Exercise prompt: Copy out all of the material, matching it word for word.

**** Dataset records

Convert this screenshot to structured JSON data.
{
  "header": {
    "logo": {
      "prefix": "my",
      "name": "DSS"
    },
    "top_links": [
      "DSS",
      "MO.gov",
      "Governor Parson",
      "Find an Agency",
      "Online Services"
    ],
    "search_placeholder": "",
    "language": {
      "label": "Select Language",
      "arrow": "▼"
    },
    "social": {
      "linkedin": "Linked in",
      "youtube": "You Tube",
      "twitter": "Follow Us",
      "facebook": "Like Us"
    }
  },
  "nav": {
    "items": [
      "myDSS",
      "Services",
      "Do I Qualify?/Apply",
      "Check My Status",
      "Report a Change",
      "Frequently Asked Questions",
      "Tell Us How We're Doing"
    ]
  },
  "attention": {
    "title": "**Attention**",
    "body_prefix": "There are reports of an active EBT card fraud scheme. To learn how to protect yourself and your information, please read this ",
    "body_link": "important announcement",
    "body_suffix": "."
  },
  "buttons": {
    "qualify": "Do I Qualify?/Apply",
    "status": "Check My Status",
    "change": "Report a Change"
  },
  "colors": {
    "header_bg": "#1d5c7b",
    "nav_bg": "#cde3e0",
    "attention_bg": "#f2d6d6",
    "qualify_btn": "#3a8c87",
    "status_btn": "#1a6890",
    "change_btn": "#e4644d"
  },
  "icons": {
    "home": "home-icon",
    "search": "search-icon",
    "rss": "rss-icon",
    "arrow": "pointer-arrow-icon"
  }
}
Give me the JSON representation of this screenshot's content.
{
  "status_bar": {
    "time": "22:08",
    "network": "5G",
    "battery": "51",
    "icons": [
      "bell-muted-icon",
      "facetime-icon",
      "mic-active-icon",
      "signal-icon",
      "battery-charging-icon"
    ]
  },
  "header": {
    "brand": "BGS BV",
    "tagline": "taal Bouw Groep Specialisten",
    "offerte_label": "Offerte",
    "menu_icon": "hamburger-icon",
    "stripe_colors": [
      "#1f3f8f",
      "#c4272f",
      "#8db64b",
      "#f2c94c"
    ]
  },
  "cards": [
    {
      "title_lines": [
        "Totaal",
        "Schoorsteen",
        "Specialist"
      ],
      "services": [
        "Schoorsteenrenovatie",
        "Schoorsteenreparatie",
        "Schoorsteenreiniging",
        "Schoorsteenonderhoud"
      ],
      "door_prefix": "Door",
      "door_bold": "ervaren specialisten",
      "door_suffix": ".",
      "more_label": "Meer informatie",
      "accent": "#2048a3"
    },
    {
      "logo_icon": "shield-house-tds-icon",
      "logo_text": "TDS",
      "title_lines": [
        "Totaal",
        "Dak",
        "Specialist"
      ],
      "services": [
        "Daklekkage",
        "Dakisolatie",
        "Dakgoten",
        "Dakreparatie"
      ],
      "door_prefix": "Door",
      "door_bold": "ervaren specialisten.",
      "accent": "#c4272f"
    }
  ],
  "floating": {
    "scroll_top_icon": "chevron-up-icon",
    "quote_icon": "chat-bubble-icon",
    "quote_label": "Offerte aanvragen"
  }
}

********

Exercise response:
Convert this screenshot to structured JSON data.
{
  "header": {
    "logo": {
      "prefix": "my",
      "name": "DSS"
    },
    "top_links": [
      "DSS",
      "MO.gov",
      "Governor Parson",
      "Find an Agency",
      "Online Services"
    ],
    "search_placeholder": "",
    "language": {
      "label": "Select Language",
      "arrow": "▼"
    },
    "social": {
      "linkedin": "Linked in",
      "youtube": "You Tube",
      "twitter": "Follow Us",
      "facebook": "Like Us"
    }
  },
  "nav": {
    "items": [
      "myDSS",
      "Services",
      "Do I Qualify?/Apply",
      "Check My Status",
      "Report a Change",
      "Frequently Asked Questions",
      "Tell Us How We're Doing"
    ]
  },
  "attention": {
    "title": "**Attention**",
    "body_prefix": "There are reports of an active EBT card fraud scheme. To learn how to protect yourself and your information, please read this ",
    "body_link": "important announcement",
    "body_suffix": "."
  },
  "buttons": {
    "qualify": "Do I Qualify?/Apply",
    "status": "Check My Status",
    "change": "Report a Change"
  },
  "colors": {
    "header_bg": "#1d5c7b",
    "nav_bg": "#cde3e0",
    "attention_bg": "#f2d6d6",
    "qualify_btn": "#3a8c87",
    "status_btn": "#1a6890",
    "change_btn": "#e4644d"
  },
  "icons": {
    "home": "home-icon",
    "search": "search-icon",
    "rss": "rss-icon",
    "arrow": "pointer-arrow-icon"
  }
}
Give me the JSON representation of this screenshot's content.
{
  "status_bar": {
    "time": "22:08",
    "network": "5G",
    "battery": "51",
    "icons": [
      "bell-muted-icon",
      "facetime-icon",
      "mic-active-icon",
      "signal-icon",
      "battery-charging-icon"
    ]
  },
  "header": {
    "brand": "BGS BV",
    "tagline": "taal Bouw Groep Specialisten",
    "offerte_label": "Offerte",
    "menu_icon": "hamburger-icon",
    "stripe_colors": [
      "#1f3f8f",
      "#c4272f",
      "#8db64b",
      "#f2c94c"
    ]
  },
  "cards": [
    {
      "title_lines": [
        "Totaal",
        "Schoorsteen",
        "Specialist"
      ],
      "services": [
        "Schoorsteenrenovatie",
        "Schoorsteenreparatie",
        "Schoorsteenreiniging",
        "Schoorsteenonderhoud"
      ],
      "door_prefix": "Door",
      "door_bold": "ervaren specialisten",
      "door_suffix": ".",
      "more_label": "Meer informatie",
      "accent": "#2048a3"
    },
    {
      "logo_icon": "shield-house-tds-icon",
      "logo_text": "TDS",
      "title_lines": [
        "Totaal",
        "Dak",
        "Specialist"
      ],
      "services": [
        "Daklekkage",
        "Dakisolatie",
        "Dakgoten",
        "Dakreparatie"
      ],
      "door_prefix": "Door",
      "door_bold": "ervaren specialisten.",
      "accent": "#c4272f"
    }
  ],
  "floating": {
    "scroll_top_icon": "chevron-up-icon",
    "quote_icon": "chat-bubble-icon",
    "quote_label": "Offerte aanvragen"
  }
}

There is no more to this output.